[Dataset listings of figures]
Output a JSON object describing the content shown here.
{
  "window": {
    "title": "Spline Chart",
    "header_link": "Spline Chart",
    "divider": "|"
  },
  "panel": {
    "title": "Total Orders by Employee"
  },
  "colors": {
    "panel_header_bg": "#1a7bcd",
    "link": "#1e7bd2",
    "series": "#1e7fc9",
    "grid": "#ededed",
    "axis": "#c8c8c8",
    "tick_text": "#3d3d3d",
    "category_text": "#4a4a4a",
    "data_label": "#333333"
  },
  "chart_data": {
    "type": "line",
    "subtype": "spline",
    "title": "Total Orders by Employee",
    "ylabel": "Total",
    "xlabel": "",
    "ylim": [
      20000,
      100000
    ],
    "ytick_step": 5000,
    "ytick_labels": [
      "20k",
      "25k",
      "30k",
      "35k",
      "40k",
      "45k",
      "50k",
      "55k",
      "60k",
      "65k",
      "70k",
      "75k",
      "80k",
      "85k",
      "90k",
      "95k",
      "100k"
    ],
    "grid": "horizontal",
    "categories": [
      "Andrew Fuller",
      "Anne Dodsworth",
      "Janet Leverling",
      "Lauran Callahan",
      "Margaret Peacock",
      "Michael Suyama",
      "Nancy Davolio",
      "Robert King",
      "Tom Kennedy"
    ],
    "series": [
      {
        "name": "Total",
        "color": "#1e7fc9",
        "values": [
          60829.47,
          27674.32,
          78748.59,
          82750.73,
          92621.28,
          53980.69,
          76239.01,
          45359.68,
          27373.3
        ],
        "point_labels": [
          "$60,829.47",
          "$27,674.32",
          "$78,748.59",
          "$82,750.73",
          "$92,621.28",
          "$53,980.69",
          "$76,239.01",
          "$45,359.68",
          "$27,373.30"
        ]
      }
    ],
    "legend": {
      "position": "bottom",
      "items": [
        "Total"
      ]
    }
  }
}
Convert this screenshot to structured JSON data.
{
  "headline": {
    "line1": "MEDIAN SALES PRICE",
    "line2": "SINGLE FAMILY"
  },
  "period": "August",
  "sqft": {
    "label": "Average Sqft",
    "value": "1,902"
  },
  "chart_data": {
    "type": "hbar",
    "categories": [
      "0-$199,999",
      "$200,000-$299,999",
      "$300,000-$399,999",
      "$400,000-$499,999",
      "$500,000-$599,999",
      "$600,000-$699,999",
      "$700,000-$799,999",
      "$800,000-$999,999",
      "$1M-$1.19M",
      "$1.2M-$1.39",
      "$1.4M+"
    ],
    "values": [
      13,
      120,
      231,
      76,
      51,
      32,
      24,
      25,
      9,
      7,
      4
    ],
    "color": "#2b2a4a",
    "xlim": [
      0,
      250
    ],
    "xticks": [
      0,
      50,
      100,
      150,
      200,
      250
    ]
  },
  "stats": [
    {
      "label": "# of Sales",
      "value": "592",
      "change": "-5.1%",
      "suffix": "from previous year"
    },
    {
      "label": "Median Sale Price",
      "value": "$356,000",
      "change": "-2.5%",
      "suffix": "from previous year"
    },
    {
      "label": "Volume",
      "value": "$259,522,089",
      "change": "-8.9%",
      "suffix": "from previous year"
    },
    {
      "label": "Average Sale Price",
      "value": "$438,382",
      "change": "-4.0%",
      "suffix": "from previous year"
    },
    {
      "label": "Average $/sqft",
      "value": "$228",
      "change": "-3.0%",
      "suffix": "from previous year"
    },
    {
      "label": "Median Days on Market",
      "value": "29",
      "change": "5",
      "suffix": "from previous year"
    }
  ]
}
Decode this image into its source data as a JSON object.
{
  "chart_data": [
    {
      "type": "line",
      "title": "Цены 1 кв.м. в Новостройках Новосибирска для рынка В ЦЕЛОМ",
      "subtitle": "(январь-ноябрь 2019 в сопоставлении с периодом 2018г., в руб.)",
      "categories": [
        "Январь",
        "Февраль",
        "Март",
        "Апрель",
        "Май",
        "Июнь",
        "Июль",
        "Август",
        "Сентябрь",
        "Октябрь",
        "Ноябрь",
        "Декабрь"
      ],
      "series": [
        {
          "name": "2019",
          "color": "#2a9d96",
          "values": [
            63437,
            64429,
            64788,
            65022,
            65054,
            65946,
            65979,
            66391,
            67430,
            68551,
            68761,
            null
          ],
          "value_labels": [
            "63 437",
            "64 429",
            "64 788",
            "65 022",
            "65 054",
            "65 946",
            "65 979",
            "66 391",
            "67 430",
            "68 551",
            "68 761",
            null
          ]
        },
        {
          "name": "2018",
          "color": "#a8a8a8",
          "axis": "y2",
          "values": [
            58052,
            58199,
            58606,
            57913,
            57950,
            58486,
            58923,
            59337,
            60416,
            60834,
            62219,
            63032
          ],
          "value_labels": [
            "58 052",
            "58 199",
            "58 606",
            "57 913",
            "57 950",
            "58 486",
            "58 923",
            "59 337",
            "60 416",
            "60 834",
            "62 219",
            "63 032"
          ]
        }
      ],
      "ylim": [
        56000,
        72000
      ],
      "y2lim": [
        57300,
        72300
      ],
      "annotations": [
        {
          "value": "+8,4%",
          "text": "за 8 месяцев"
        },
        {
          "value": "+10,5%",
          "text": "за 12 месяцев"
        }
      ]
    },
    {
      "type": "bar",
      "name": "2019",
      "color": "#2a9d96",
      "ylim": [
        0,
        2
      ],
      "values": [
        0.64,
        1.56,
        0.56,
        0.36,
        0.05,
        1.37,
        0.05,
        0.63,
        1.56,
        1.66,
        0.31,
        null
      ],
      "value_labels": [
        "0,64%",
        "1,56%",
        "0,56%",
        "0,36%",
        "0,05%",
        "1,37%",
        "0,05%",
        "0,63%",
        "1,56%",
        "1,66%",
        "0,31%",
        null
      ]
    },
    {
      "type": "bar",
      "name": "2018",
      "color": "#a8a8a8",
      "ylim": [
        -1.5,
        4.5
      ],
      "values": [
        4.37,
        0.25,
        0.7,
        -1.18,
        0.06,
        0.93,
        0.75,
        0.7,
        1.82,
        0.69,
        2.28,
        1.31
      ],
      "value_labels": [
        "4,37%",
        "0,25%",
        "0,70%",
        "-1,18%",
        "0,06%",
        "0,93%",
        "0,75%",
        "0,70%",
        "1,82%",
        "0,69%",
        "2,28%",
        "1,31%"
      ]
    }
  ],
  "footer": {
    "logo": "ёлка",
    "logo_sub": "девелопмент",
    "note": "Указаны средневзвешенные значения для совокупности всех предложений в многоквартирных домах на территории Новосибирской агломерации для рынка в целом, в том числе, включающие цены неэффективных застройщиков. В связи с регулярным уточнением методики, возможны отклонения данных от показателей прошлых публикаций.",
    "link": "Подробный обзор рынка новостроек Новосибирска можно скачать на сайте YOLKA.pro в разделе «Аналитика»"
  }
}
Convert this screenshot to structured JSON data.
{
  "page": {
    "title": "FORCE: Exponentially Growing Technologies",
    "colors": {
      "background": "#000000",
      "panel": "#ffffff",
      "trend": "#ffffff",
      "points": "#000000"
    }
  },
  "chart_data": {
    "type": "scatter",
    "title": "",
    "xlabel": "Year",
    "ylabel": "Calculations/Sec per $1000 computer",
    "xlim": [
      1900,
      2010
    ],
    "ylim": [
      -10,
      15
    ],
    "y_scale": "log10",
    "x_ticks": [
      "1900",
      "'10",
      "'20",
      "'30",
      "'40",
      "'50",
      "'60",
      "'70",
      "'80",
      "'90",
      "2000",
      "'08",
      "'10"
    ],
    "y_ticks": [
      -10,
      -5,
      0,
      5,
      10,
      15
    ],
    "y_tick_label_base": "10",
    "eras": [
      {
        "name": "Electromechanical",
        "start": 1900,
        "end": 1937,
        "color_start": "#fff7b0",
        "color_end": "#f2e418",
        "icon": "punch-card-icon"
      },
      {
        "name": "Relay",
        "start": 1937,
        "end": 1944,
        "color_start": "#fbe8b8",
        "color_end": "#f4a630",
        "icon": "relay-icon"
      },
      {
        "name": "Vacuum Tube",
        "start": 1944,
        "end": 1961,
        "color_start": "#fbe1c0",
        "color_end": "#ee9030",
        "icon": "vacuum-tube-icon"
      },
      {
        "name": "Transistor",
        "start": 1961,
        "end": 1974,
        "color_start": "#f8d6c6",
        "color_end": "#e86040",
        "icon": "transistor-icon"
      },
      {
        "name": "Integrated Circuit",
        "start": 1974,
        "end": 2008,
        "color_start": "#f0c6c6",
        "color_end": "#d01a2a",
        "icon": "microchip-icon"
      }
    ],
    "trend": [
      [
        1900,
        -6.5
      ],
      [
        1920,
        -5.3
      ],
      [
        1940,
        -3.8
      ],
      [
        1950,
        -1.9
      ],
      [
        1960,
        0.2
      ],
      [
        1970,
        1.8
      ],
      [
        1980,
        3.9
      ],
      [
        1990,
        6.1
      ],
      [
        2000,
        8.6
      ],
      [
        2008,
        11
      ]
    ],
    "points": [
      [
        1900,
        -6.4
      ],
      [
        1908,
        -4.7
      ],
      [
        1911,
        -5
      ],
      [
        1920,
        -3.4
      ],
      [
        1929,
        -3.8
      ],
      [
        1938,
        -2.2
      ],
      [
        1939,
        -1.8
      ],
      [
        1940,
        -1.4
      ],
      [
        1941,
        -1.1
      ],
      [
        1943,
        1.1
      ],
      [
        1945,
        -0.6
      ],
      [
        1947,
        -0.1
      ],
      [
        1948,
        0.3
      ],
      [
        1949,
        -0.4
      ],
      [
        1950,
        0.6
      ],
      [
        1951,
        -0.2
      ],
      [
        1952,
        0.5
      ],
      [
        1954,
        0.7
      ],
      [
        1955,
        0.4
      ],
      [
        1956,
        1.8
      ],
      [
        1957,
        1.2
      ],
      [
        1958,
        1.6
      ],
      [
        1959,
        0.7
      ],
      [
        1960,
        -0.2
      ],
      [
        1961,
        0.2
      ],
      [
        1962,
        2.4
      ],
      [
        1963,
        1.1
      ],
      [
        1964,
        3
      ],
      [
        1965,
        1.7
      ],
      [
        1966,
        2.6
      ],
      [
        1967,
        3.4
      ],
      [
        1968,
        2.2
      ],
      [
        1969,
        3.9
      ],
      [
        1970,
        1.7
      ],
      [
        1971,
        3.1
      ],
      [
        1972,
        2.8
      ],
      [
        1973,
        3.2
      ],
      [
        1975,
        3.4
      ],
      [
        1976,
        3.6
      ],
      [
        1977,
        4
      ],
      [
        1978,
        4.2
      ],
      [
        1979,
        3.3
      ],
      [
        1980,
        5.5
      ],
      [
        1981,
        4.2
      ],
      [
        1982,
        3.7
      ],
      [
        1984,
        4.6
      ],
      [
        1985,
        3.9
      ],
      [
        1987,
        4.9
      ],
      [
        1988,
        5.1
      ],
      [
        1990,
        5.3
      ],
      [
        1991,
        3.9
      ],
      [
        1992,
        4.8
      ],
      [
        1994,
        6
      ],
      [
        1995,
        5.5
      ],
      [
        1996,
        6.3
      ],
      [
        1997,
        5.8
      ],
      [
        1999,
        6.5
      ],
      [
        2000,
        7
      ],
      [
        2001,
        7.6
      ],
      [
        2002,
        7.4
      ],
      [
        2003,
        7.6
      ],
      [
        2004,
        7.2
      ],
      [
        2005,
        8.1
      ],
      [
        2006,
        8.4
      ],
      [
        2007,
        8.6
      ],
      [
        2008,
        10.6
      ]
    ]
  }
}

- Exercise brief
Find the lines containing "change" and list every one of them.

- Exercise response
      "change": "-5.1%",
      "change": "-2.5%",
      "change": "-8.9%",
      "change": "-4.0%",
      "change": "-3.0%",
      "change": "5",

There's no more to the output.